SHORT PROBLEM
Copy out all lines in the data below containing the string "doivent".

--- start of GIVEN INFORMATION ---

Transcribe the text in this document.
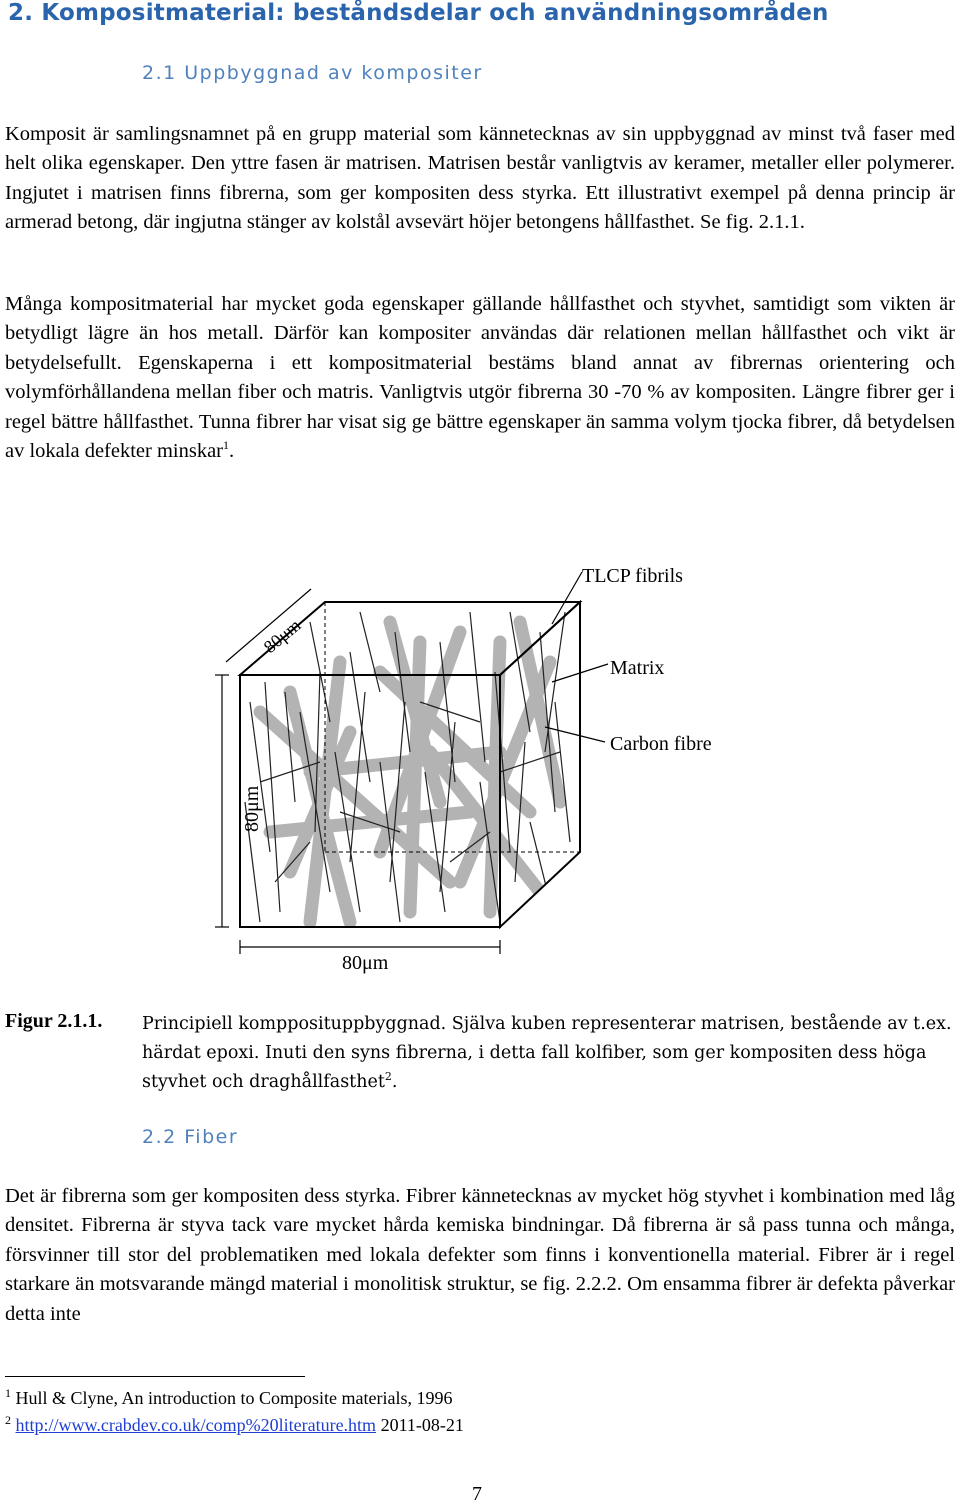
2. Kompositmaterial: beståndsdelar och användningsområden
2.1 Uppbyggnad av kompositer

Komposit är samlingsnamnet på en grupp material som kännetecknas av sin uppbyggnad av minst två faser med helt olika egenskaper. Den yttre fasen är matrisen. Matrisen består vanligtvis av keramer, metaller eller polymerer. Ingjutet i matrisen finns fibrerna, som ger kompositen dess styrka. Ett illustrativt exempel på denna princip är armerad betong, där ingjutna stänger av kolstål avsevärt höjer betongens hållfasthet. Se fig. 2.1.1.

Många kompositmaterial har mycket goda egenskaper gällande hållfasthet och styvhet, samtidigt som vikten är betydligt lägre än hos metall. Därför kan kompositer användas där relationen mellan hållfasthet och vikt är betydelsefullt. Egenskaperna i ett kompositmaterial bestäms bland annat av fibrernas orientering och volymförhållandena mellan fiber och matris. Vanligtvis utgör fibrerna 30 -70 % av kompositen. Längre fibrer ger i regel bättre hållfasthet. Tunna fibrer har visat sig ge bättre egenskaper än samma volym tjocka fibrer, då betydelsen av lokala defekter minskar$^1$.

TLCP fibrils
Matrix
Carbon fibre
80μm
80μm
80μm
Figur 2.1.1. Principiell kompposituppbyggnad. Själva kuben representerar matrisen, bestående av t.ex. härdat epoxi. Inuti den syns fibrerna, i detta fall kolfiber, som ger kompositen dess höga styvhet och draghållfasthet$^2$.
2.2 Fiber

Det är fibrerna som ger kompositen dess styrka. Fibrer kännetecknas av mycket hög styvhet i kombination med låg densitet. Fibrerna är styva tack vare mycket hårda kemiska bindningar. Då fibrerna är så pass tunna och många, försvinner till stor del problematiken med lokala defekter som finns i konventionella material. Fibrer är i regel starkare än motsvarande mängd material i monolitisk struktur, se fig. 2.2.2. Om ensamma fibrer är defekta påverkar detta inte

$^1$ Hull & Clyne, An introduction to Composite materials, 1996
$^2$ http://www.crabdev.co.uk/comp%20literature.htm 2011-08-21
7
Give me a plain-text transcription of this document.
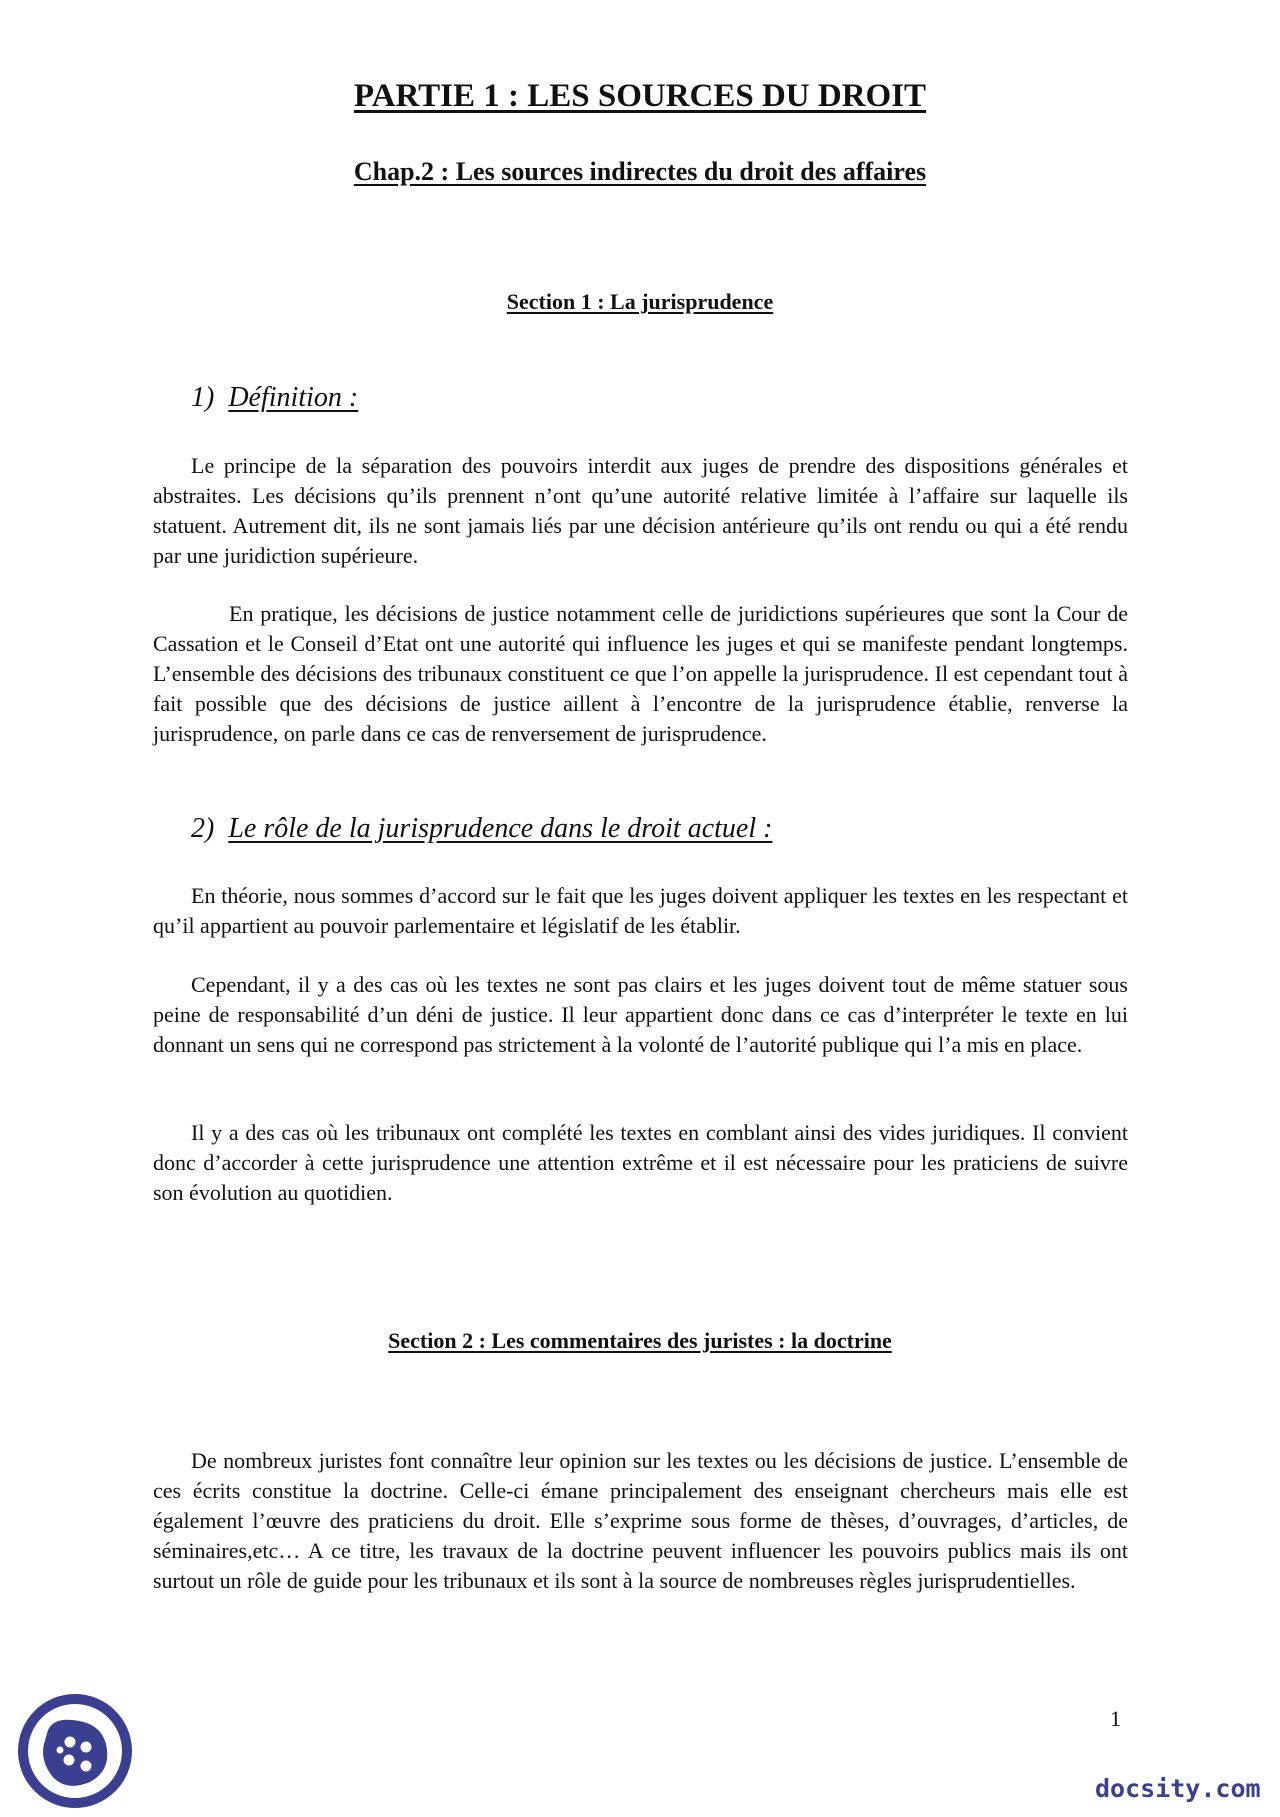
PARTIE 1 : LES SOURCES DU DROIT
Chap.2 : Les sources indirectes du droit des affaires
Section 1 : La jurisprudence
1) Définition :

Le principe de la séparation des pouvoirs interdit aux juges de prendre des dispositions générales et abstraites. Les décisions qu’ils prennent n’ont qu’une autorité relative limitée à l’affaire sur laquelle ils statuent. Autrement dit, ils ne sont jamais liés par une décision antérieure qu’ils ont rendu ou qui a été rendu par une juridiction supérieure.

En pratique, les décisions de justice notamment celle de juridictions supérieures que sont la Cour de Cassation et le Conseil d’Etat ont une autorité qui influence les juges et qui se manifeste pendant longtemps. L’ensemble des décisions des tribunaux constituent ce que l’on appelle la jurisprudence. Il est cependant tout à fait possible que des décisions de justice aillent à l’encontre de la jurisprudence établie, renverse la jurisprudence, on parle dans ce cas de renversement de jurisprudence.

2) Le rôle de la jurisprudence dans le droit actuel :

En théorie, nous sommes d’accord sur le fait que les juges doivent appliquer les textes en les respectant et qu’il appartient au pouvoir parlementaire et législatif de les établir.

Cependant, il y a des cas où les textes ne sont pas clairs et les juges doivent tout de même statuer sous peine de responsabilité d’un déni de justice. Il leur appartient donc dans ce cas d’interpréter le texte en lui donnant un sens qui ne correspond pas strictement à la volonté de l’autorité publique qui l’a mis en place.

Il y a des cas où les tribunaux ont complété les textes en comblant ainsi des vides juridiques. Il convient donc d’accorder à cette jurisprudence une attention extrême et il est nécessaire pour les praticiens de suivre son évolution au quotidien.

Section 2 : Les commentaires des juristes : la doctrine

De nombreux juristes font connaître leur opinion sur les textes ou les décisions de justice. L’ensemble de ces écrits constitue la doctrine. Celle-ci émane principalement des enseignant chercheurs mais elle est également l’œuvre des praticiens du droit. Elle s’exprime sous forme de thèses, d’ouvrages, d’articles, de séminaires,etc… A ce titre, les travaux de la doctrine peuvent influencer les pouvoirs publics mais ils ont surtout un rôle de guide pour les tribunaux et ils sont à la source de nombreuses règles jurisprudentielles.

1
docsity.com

--- end of GIVEN INFORMATION ---

WRITTEN SOLUTION
En théorie, nous sommes d’accord sur le fait que les juges doivent appliquer les textes en les respectant et qu’il appartient au pouvoir parlementaire et législatif de les établir.
Cependant, il y a des cas où les textes ne sont pas clairs et les juges doivent tout de même statuer sous peine de responsabilité d’un déni de justice. Il leur appartient donc dans ce cas d’interpréter le texte en lui donnant un sens qui ne correspond pas strictement à la volonté de l’autorité publique qui l’a mis en place.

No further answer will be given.